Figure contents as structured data
--*--

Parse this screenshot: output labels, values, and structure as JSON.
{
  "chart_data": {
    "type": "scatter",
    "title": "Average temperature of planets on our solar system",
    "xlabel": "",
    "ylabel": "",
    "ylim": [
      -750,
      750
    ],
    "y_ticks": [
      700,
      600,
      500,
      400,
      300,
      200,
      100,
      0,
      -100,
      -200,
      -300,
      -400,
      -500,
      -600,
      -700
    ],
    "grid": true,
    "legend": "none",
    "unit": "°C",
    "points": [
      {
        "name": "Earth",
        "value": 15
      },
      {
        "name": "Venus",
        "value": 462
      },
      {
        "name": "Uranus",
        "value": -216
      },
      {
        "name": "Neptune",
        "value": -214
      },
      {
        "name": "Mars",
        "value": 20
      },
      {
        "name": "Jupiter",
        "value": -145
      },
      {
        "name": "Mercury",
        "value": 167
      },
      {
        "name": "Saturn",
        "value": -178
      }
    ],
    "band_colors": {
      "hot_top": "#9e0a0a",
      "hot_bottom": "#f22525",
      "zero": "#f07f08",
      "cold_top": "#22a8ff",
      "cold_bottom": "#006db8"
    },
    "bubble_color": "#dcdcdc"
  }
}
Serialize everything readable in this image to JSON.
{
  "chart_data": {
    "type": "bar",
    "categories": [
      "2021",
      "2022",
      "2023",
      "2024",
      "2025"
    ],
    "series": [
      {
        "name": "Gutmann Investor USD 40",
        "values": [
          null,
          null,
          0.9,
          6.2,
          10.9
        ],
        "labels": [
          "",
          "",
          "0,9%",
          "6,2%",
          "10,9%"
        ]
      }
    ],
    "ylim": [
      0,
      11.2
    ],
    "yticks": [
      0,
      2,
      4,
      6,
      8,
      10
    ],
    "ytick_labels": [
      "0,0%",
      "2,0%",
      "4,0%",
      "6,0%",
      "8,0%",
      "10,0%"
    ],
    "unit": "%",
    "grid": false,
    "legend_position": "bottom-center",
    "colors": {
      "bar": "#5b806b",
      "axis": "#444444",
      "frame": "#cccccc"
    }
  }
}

--*--

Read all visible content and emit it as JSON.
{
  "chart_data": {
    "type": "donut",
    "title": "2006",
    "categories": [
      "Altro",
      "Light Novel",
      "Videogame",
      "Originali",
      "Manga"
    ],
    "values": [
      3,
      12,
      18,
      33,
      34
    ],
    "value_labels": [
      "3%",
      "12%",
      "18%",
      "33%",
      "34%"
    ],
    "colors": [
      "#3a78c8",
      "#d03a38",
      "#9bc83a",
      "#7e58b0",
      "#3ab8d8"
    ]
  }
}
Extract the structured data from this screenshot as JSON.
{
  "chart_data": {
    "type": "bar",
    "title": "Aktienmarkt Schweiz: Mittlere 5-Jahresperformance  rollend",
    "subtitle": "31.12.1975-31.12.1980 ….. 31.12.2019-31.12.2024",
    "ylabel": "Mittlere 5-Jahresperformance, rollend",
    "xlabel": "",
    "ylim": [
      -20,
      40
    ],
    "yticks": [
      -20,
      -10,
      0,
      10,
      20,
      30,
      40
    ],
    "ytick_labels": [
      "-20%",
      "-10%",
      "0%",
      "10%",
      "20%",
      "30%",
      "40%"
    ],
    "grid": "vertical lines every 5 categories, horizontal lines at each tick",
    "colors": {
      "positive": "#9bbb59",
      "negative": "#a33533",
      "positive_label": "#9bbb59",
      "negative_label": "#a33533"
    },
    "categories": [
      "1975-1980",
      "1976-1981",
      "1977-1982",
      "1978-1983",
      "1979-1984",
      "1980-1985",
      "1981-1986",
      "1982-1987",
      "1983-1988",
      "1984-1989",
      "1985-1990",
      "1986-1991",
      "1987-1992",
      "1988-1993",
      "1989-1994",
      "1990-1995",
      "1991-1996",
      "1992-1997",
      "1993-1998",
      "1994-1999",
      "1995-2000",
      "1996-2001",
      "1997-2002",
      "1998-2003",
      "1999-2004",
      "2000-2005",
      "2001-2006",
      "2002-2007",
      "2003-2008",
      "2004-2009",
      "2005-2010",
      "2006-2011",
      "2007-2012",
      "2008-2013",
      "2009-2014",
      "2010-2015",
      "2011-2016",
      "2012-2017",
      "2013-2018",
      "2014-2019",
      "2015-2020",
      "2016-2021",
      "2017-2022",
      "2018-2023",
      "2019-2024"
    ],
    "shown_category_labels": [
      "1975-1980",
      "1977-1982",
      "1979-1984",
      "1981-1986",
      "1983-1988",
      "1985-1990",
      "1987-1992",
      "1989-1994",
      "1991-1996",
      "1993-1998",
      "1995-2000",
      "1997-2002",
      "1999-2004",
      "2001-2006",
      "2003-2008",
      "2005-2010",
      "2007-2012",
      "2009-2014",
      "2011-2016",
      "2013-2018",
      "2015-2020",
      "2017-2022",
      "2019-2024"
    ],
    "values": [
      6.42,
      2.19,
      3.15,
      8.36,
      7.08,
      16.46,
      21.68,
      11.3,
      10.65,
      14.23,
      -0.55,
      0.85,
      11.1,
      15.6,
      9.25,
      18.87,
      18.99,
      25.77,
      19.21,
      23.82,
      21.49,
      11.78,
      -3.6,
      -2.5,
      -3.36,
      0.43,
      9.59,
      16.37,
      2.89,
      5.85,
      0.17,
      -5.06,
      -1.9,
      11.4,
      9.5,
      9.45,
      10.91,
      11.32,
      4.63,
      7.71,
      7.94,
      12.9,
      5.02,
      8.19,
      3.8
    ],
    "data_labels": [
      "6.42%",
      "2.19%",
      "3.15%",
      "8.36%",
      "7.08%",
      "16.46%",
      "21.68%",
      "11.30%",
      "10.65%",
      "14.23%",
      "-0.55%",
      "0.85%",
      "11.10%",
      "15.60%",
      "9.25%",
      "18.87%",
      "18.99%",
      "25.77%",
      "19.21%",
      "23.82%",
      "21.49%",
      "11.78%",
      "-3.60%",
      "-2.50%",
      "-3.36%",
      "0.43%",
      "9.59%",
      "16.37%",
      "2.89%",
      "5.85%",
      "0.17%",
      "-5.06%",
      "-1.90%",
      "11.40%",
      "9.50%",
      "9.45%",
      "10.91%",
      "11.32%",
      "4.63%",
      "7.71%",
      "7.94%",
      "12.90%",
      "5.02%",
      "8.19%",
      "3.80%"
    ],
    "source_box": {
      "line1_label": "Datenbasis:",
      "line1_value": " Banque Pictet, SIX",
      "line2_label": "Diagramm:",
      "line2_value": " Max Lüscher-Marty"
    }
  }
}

--*--

● Aim of the task:
Determine the number of lines in these entries that contain the word "Mittlere", and write only that number.

● Full solution:
2